Give the listing again in full, exactly as written.

======== EXERCISE INPUTS ========

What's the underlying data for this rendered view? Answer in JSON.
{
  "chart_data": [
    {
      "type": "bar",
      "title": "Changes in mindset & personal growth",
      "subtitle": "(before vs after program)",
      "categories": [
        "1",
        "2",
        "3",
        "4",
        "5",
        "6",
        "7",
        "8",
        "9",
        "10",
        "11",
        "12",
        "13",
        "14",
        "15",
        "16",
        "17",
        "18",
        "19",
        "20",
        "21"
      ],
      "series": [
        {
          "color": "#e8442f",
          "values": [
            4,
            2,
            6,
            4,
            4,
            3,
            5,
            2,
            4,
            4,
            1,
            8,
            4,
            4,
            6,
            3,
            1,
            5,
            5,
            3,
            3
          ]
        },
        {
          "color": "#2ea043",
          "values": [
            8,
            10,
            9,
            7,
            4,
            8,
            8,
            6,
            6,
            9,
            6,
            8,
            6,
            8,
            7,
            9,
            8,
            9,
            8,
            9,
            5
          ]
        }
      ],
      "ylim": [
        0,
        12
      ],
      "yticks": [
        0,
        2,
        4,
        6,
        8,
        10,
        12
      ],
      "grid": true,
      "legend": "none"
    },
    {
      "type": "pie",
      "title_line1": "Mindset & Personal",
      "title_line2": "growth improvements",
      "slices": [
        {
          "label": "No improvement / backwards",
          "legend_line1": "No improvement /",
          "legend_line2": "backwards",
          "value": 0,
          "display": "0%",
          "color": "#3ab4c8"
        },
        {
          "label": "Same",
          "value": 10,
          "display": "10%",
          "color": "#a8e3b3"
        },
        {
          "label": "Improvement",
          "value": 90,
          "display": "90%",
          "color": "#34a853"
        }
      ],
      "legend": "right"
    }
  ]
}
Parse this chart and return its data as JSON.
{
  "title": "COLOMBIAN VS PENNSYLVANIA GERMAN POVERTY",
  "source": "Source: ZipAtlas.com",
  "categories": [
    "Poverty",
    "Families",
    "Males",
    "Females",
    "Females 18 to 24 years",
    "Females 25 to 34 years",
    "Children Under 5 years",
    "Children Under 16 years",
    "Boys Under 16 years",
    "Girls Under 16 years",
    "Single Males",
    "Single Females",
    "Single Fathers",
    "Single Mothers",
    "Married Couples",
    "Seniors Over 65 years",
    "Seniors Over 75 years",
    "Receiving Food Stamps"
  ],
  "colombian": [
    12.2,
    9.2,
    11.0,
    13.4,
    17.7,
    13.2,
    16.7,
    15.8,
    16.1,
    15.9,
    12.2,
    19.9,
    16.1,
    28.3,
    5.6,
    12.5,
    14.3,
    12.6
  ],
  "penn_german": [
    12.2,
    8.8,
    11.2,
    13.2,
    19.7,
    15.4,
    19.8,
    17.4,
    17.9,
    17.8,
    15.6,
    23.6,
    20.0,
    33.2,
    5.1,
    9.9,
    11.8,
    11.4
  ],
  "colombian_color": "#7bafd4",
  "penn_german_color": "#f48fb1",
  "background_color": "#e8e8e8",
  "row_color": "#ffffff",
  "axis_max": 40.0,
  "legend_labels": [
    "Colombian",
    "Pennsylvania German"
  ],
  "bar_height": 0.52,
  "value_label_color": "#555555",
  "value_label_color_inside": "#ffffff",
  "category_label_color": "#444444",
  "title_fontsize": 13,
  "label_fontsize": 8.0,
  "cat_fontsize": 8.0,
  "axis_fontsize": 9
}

========

● RESPONSE TO THE TASK
What's the underlying data for this rendered view? Answer in JSON.
{
  "chart_data": [
    {
      "type": "bar",
      "title": "Changes in mindset & personal growth",
      "subtitle": "(before vs after program)",
      "categories": [
        "1",
        "2",
        "3",
        "4",
        "5",
        "6",
        "7",
        "8",
        "9",
        "10",
        "11",
        "12",
        "13",
        "14",
        "15",
        "16",
        "17",
        "18",
        "19",
        "20",
        "21"
      ],
      "series": [
        {
          "color": "#e8442f",
          "values": [
            4,
            2,
            6,
            4,
            4,
            3,
            5,
            2,
            4,
            4,
            1,
            8,
            4,
            4,
            6,
            3,
            1,
            5,
            5,
            3,
            3
          ]
        },
        {
          "color": "#2ea043",
          "values": [
            8,
            10,
            9,
            7,
            4,
            8,
            8,
            6,
            6,
            9,
            6,
            8,
            6,
            8,
            7,
            9,
            8,
            9,
            8,
            9,
            5
          ]
        }
      ],
      "ylim": [
        0,
        12
      ],
      "yticks": [
        0,
        2,
        4,
        6,
        8,
        10,
        12
      ],
      "grid": true,
      "legend": "none"
    },
    {
      "type": "pie",
      "title_line1": "Mindset & Personal",
      "title_line2": "growth improvements",
      "slices": [
        {
          "label": "No improvement / backwards",
          "legend_line1": "No improvement /",
          "legend_line2": "backwards",
          "value": 0,
          "display": "0%",
          "color": "#3ab4c8"
        },
        {
          "label": "Same",
          "value": 10,
          "display": "10%",
          "color": "#a8e3b3"
        },
        {
          "label": "Improvement",
          "value": 90,
          "display": "90%",
          "color": "#34a853"
        }
      ],
      "legend": "right"
    }
  ]
}
Parse this chart and return its data as JSON.
{
  "title": "COLOMBIAN VS PENNSYLVANIA GERMAN POVERTY",
  "source": "Source: ZipAtlas.com",
  "categories": [
    "Poverty",
    "Families",
    "Males",
    "Females",
    "Females 18 to 24 years",
    "Females 25 to 34 years",
    "Children Under 5 years",
    "Children Under 16 years",
    "Boys Under 16 years",
    "Girls Under 16 years",
    "Single Males",
    "Single Females",
    "Single Fathers",
    "Single Mothers",
    "Married Couples",
    "Seniors Over 65 years",
    "Seniors Over 75 years",
    "Receiving Food Stamps"
  ],
  "colombian": [
    12.2,
    9.2,
    11.0,
    13.4,
    17.7,
    13.2,
    16.7,
    15.8,
    16.1,
    15.9,
    12.2,
    19.9,
    16.1,
    28.3,
    5.6,
    12.5,
    14.3,
    12.6
  ],
  "penn_german": [
    12.2,
    8.8,
    11.2,
    13.2,
    19.7,
    15.4,
    19.8,
    17.4,
    17.9,
    17.8,
    15.6,
    23.6,
    20.0,
    33.2,
    5.1,
    9.9,
    11.8,
    11.4
  ],
  "colombian_color": "#7bafd4",
  "penn_german_color": "#f48fb1",
  "background_color": "#e8e8e8",
  "row_color": "#ffffff",
  "axis_max": 40.0,
  "legend_labels": [
    "Colombian",
    "Pennsylvania German"
  ],
  "bar_height": 0.52,
  "value_label_color": "#555555",
  "value_label_color_inside": "#ffffff",
  "category_label_color": "#444444",
  "title_fontsize": 13,
  "label_fontsize": 8.0,
  "cat_fontsize": 8.0,
  "axis_fontsize": 9
}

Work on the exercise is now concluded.